◆ GOAL OF THE EXERCISE ◆
Output every line exactly as written. Leave out pictures.

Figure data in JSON

★ ★ ★ ★

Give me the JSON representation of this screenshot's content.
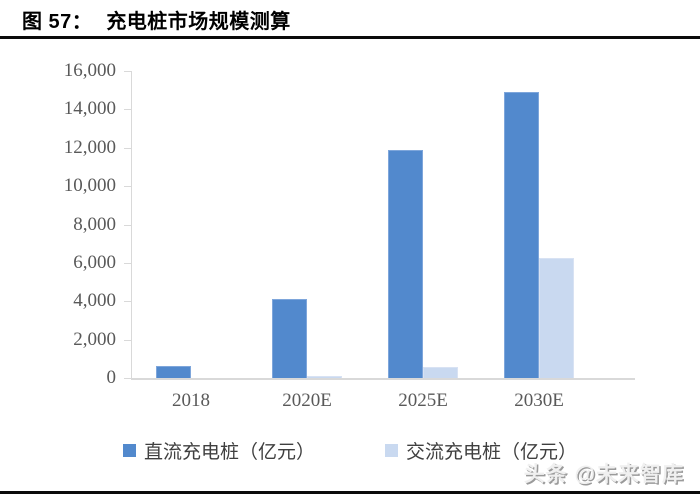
{
  "header": {
    "figure_label": "图 57：",
    "title": "充电桩市场规模测算"
  },
  "watermark": {
    "text": "头条 @未来智库"
  },
  "chart_data": {
    "type": "bar",
    "title": "充电桩市场规模测算",
    "categories": [
      "2018",
      "2020E",
      "2025E",
      "2030E"
    ],
    "series": [
      {
        "name": "直流充电桩（亿元）",
        "color": "#5289CD",
        "border_color": "#7EA6DB",
        "values": [
          650,
          4100,
          11900,
          14900
        ]
      },
      {
        "name": "交流充电桩（亿元）",
        "color": "#C9D9F0",
        "border_color": "#D8E2F3",
        "values": [
          0,
          120,
          550,
          6250
        ]
      }
    ],
    "xlabel": "",
    "ylabel": "",
    "ylim": [
      0,
      16000
    ],
    "ytick_step": 2000,
    "ytick_labels": [
      "0",
      "2,000",
      "4,000",
      "6,000",
      "8,000",
      "10,000",
      "12,000",
      "14,000",
      "16,000"
    ],
    "grid": false,
    "legend_position": "bottom",
    "axis_color": "#d9d9d9",
    "tick_label_color": "#595959"
  }
}
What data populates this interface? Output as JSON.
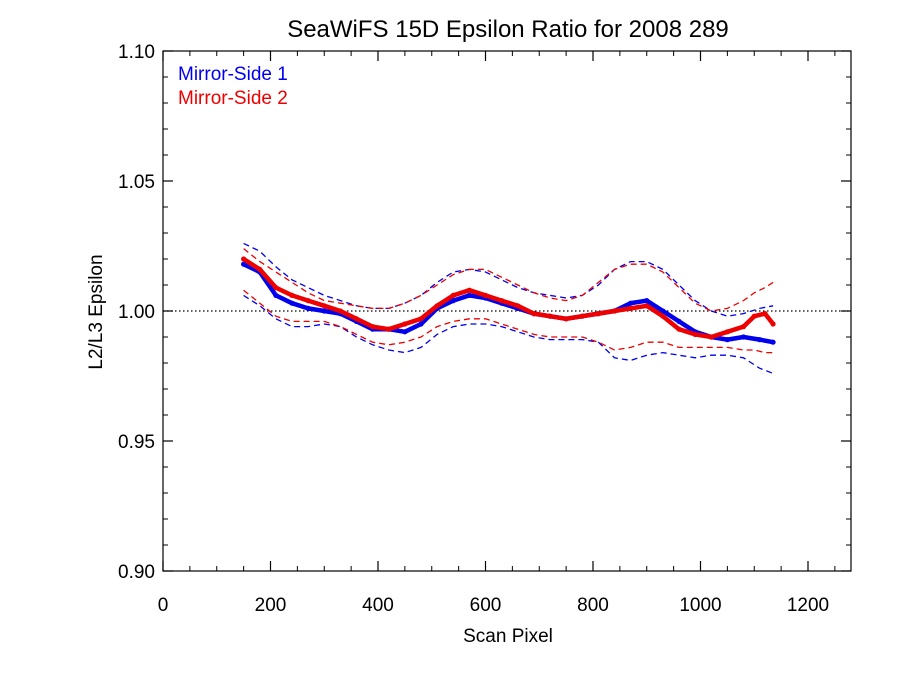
{
  "chart_data": {
    "type": "line",
    "title": "SeaWiFS 15D Epsilon Ratio for 2008 289",
    "xlabel": "Scan Pixel",
    "ylabel": "L2/L3 Epsilon",
    "xlim": [
      0,
      1280
    ],
    "ylim": [
      0.9,
      1.1
    ],
    "xticks": [
      0,
      200,
      400,
      600,
      800,
      1000,
      1200
    ],
    "xtick_labels": [
      "0",
      "200",
      "400",
      "600",
      "800",
      "1000",
      "1200"
    ],
    "yticks": [
      0.9,
      0.95,
      1.0,
      1.05,
      1.1
    ],
    "ytick_labels": [
      "0.90",
      "0.95",
      "1.00",
      "1.05",
      "1.10"
    ],
    "reference_line": 1.0,
    "legend_position": "top-left",
    "colors": {
      "series1": "#0000ee",
      "series2": "#ee0000",
      "reference": "#000000"
    },
    "series": [
      {
        "name": "Mirror-Side 1",
        "x": [
          150,
          180,
          210,
          240,
          270,
          300,
          330,
          360,
          390,
          420,
          450,
          480,
          510,
          540,
          570,
          600,
          630,
          660,
          690,
          720,
          750,
          780,
          810,
          840,
          870,
          900,
          930,
          960,
          990,
          1020,
          1050,
          1080,
          1110,
          1135
        ],
        "y": [
          1.018,
          1.015,
          1.006,
          1.003,
          1.001,
          1.0,
          0.999,
          0.996,
          0.993,
          0.993,
          0.992,
          0.995,
          1.001,
          1.004,
          1.006,
          1.005,
          1.003,
          1.001,
          0.999,
          0.998,
          0.997,
          0.998,
          0.999,
          1.0,
          1.003,
          1.004,
          1.0,
          0.996,
          0.992,
          0.99,
          0.989,
          0.99,
          0.989,
          0.988
        ],
        "upper": [
          1.026,
          1.023,
          1.017,
          1.012,
          1.009,
          1.006,
          1.004,
          1.002,
          1.001,
          1.001,
          1.003,
          1.006,
          1.011,
          1.015,
          1.016,
          1.015,
          1.012,
          1.009,
          1.007,
          1.006,
          1.005,
          1.006,
          1.01,
          1.016,
          1.019,
          1.019,
          1.016,
          1.01,
          1.004,
          1.0,
          0.998,
          0.999,
          1.001,
          1.002
        ],
        "lower": [
          1.006,
          1.002,
          0.997,
          0.994,
          0.994,
          0.995,
          0.994,
          0.99,
          0.987,
          0.985,
          0.984,
          0.986,
          0.991,
          0.994,
          0.995,
          0.995,
          0.994,
          0.992,
          0.99,
          0.989,
          0.989,
          0.989,
          0.988,
          0.982,
          0.981,
          0.983,
          0.984,
          0.983,
          0.982,
          0.983,
          0.983,
          0.982,
          0.978,
          0.976
        ]
      },
      {
        "name": "Mirror-Side 2",
        "x": [
          150,
          180,
          210,
          240,
          270,
          300,
          330,
          360,
          390,
          420,
          450,
          480,
          510,
          540,
          570,
          600,
          630,
          660,
          690,
          720,
          750,
          780,
          810,
          840,
          870,
          900,
          930,
          960,
          990,
          1020,
          1050,
          1080,
          1100,
          1120,
          1135
        ],
        "y": [
          1.02,
          1.016,
          1.009,
          1.006,
          1.004,
          1.002,
          1.0,
          0.997,
          0.994,
          0.993,
          0.995,
          0.997,
          1.002,
          1.006,
          1.008,
          1.006,
          1.004,
          1.002,
          0.999,
          0.998,
          0.997,
          0.998,
          0.999,
          1.0,
          1.001,
          1.002,
          0.998,
          0.993,
          0.991,
          0.99,
          0.992,
          0.994,
          0.998,
          0.999,
          0.995
        ],
        "upper": [
          1.024,
          1.019,
          1.015,
          1.011,
          1.007,
          1.004,
          1.003,
          1.002,
          1.001,
          1.001,
          1.003,
          1.006,
          1.01,
          1.014,
          1.016,
          1.016,
          1.013,
          1.01,
          1.007,
          1.005,
          1.004,
          1.006,
          1.011,
          1.016,
          1.018,
          1.018,
          1.015,
          1.009,
          1.003,
          1.0,
          1.001,
          1.004,
          1.007,
          1.009,
          1.011
        ],
        "lower": [
          1.008,
          1.003,
          0.998,
          0.996,
          0.996,
          0.996,
          0.994,
          0.991,
          0.988,
          0.987,
          0.988,
          0.99,
          0.994,
          0.996,
          0.997,
          0.997,
          0.995,
          0.993,
          0.991,
          0.99,
          0.99,
          0.99,
          0.988,
          0.985,
          0.986,
          0.988,
          0.988,
          0.986,
          0.986,
          0.986,
          0.986,
          0.985,
          0.985,
          0.984,
          0.984
        ]
      }
    ]
  }
}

★ ★ ★ ★

◆ OUTPUT FOR THIS EXERCISE ◆
Give me the JSON representation of this screenshot's content.
{
  "header": {
    "figure_label": "图 57：",
    "title": "充电桩市场规模测算"
  },
  "watermark": {
    "text": "头条 @未来智库"
  },
  "chart_data": {
    "type": "bar",
    "title": "充电桩市场规模测算",
    "categories": [
      "2018",
      "2020E",
      "2025E",
      "2030E"
    ],
    "series": [
      {
        "name": "直流充电桩（亿元）",
        "color": "#5289CD",
        "border_color": "#7EA6DB",
        "values": [
          650,
          4100,
          11900,
          14900
        ]
      },
      {
        "name": "交流充电桩（亿元）",
        "color": "#C9D9F0",
        "border_color": "#D8E2F3",
        "values": [
          0,
          120,
          550,
          6250
        ]
      }
    ],
    "xlabel": "",
    "ylabel": "",
    "ylim": [
      0,
      16000
    ],
    "ytick_step": 2000,
    "ytick_labels": [
      "0",
      "2,000",
      "4,000",
      "6,000",
      "8,000",
      "10,000",
      "12,000",
      "14,000",
      "16,000"
    ],
    "grid": false,
    "legend_position": "bottom",
    "axis_color": "#d9d9d9",
    "tick_label_color": "#595959"
  }
}
What data populates this interface? Output as JSON.
{
  "chart_data": {
    "type": "line",
    "title": "SeaWiFS 15D Epsilon Ratio for 2008 289",
    "xlabel": "Scan Pixel",
    "ylabel": "L2/L3 Epsilon",
    "xlim": [
      0,
      1280
    ],
    "ylim": [
      0.9,
      1.1
    ],
    "xticks": [
      0,
      200,
      400,
      600,
      800,
      1000,
      1200
    ],
    "xtick_labels": [
      "0",
      "200",
      "400",
      "600",
      "800",
      "1000",
      "1200"
    ],
    "yticks": [
      0.9,
      0.95,
      1.0,
      1.05,
      1.1
    ],
    "ytick_labels": [
      "0.90",
      "0.95",
      "1.00",
      "1.05",
      "1.10"
    ],
    "reference_line": 1.0,
    "legend_position": "top-left",
    "colors": {
      "series1": "#0000ee",
      "series2": "#ee0000",
      "reference": "#000000"
    },
    "series": [
      {
        "name": "Mirror-Side 1",
        "x": [
          150,
          180,
          210,
          240,
          270,
          300,
          330,
          360,
          390,
          420,
          450,
          480,
          510,
          540,
          570,
          600,
          630,
          660,
          690,
          720,
          750,
          780,
          810,
          840,
          870,
          900,
          930,
          960,
          990,
          1020,
          1050,
          1080,
          1110,
          1135
        ],
        "y": [
          1.018,
          1.015,
          1.006,
          1.003,
          1.001,
          1.0,
          0.999,
          0.996,
          0.993,
          0.993,
          0.992,
          0.995,
          1.001,
          1.004,
          1.006,
          1.005,
          1.003,
          1.001,
          0.999,
          0.998,
          0.997,
          0.998,
          0.999,
          1.0,
          1.003,
          1.004,
          1.0,
          0.996,
          0.992,
          0.99,
          0.989,
          0.99,
          0.989,
          0.988
        ],
        "upper": [
          1.026,
          1.023,
          1.017,
          1.012,
          1.009,
          1.006,
          1.004,
          1.002,
          1.001,
          1.001,
          1.003,
          1.006,
          1.011,
          1.015,
          1.016,
          1.015,
          1.012,
          1.009,
          1.007,
          1.006,
          1.005,
          1.006,
          1.01,
          1.016,
          1.019,
          1.019,
          1.016,
          1.01,
          1.004,
          1.0,
          0.998,
          0.999,
          1.001,
          1.002
        ],
        "lower": [
          1.006,
          1.002,
          0.997,
          0.994,
          0.994,
          0.995,
          0.994,
          0.99,
          0.987,
          0.985,
          0.984,
          0.986,
          0.991,
          0.994,
          0.995,
          0.995,
          0.994,
          0.992,
          0.99,
          0.989,
          0.989,
          0.989,
          0.988,
          0.982,
          0.981,
          0.983,
          0.984,
          0.983,
          0.982,
          0.983,
          0.983,
          0.982,
          0.978,
          0.976
        ]
      },
      {
        "name": "Mirror-Side 2",
        "x": [
          150,
          180,
          210,
          240,
          270,
          300,
          330,
          360,
          390,
          420,
          450,
          480,
          510,
          540,
          570,
          600,
          630,
          660,
          690,
          720,
          750,
          780,
          810,
          840,
          870,
          900,
          930,
          960,
          990,
          1020,
          1050,
          1080,
          1100,
          1120,
          1135
        ],
        "y": [
          1.02,
          1.016,
          1.009,
          1.006,
          1.004,
          1.002,
          1.0,
          0.997,
          0.994,
          0.993,
          0.995,
          0.997,
          1.002,
          1.006,
          1.008,
          1.006,
          1.004,
          1.002,
          0.999,
          0.998,
          0.997,
          0.998,
          0.999,
          1.0,
          1.001,
          1.002,
          0.998,
          0.993,
          0.991,
          0.99,
          0.992,
          0.994,
          0.998,
          0.999,
          0.995
        ],
        "upper": [
          1.024,
          1.019,
          1.015,
          1.011,
          1.007,
          1.004,
          1.003,
          1.002,
          1.001,
          1.001,
          1.003,
          1.006,
          1.01,
          1.014,
          1.016,
          1.016,
          1.013,
          1.01,
          1.007,
          1.005,
          1.004,
          1.006,
          1.011,
          1.016,
          1.018,
          1.018,
          1.015,
          1.009,
          1.003,
          1.0,
          1.001,
          1.004,
          1.007,
          1.009,
          1.011
        ],
        "lower": [
          1.008,
          1.003,
          0.998,
          0.996,
          0.996,
          0.996,
          0.994,
          0.991,
          0.988,
          0.987,
          0.988,
          0.99,
          0.994,
          0.996,
          0.997,
          0.997,
          0.995,
          0.993,
          0.991,
          0.99,
          0.99,
          0.99,
          0.988,
          0.985,
          0.986,
          0.988,
          0.988,
          0.986,
          0.986,
          0.986,
          0.986,
          0.985,
          0.985,
          0.984,
          0.984
        ]
      }
    ]
  }
}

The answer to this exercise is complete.